## INFORMATION SUPPLIED:
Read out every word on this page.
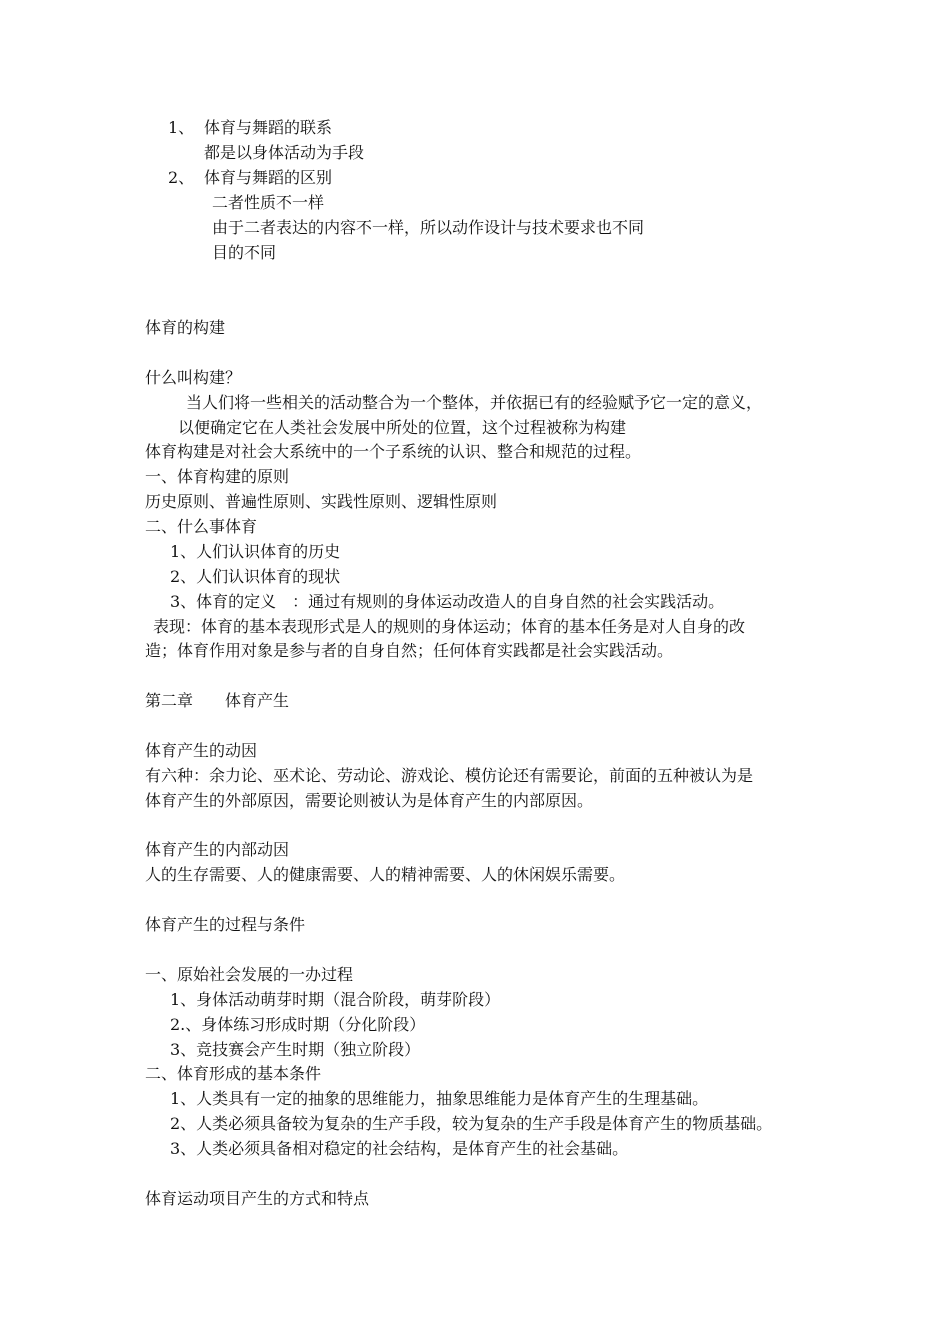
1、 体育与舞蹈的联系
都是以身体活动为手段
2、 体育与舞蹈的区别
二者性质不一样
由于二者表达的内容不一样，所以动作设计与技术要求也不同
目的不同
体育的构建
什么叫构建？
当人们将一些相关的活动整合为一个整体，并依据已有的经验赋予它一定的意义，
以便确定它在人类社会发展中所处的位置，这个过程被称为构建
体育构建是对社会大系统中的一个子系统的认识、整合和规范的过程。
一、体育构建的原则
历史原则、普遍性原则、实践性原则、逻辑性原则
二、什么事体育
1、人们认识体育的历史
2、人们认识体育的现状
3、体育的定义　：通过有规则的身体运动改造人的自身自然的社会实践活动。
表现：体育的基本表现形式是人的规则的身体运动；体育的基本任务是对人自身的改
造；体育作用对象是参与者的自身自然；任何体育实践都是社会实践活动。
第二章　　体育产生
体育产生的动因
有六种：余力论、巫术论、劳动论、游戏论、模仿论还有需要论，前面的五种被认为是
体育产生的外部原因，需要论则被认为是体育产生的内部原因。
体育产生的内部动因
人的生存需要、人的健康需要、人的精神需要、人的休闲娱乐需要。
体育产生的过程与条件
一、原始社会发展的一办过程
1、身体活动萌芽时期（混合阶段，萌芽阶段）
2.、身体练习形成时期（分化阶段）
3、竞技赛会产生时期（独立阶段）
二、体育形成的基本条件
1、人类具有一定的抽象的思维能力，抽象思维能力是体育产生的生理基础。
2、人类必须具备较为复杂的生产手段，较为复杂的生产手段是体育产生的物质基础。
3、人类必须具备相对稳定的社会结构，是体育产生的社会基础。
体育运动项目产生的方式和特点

## TASK:
Quote each record exactly as it stands, minus the pictures.

## THE COMPLETED TASK:
Read out every word on this page.
1、 体育与舞蹈的联系
都是以身体活动为手段
2、 体育与舞蹈的区别
二者性质不一样
由于二者表达的内容不一样，所以动作设计与技术要求也不同
目的不同
体育的构建
什么叫构建？
当人们将一些相关的活动整合为一个整体，并依据已有的经验赋予它一定的意义，
以便确定它在人类社会发展中所处的位置，这个过程被称为构建
体育构建是对社会大系统中的一个子系统的认识、整合和规范的过程。
一、体育构建的原则
历史原则、普遍性原则、实践性原则、逻辑性原则
二、什么事体育
1、人们认识体育的历史
2、人们认识体育的现状
3、体育的定义　：通过有规则的身体运动改造人的自身自然的社会实践活动。
表现：体育的基本表现形式是人的规则的身体运动；体育的基本任务是对人自身的改
造；体育作用对象是参与者的自身自然；任何体育实践都是社会实践活动。
第二章　　体育产生
体育产生的动因
有六种：余力论、巫术论、劳动论、游戏论、模仿论还有需要论，前面的五种被认为是
体育产生的外部原因，需要论则被认为是体育产生的内部原因。
体育产生的内部动因
人的生存需要、人的健康需要、人的精神需要、人的休闲娱乐需要。
体育产生的过程与条件
一、原始社会发展的一办过程
1、身体活动萌芽时期（混合阶段，萌芽阶段）
2.、身体练习形成时期（分化阶段）
3、竞技赛会产生时期（独立阶段）
二、体育形成的基本条件
1、人类具有一定的抽象的思维能力，抽象思维能力是体育产生的生理基础。
2、人类必须具备较为复杂的生产手段，较为复杂的生产手段是体育产生的物质基础。
3、人类必须具备相对稳定的社会结构，是体育产生的社会基础。
体育运动项目产生的方式和特点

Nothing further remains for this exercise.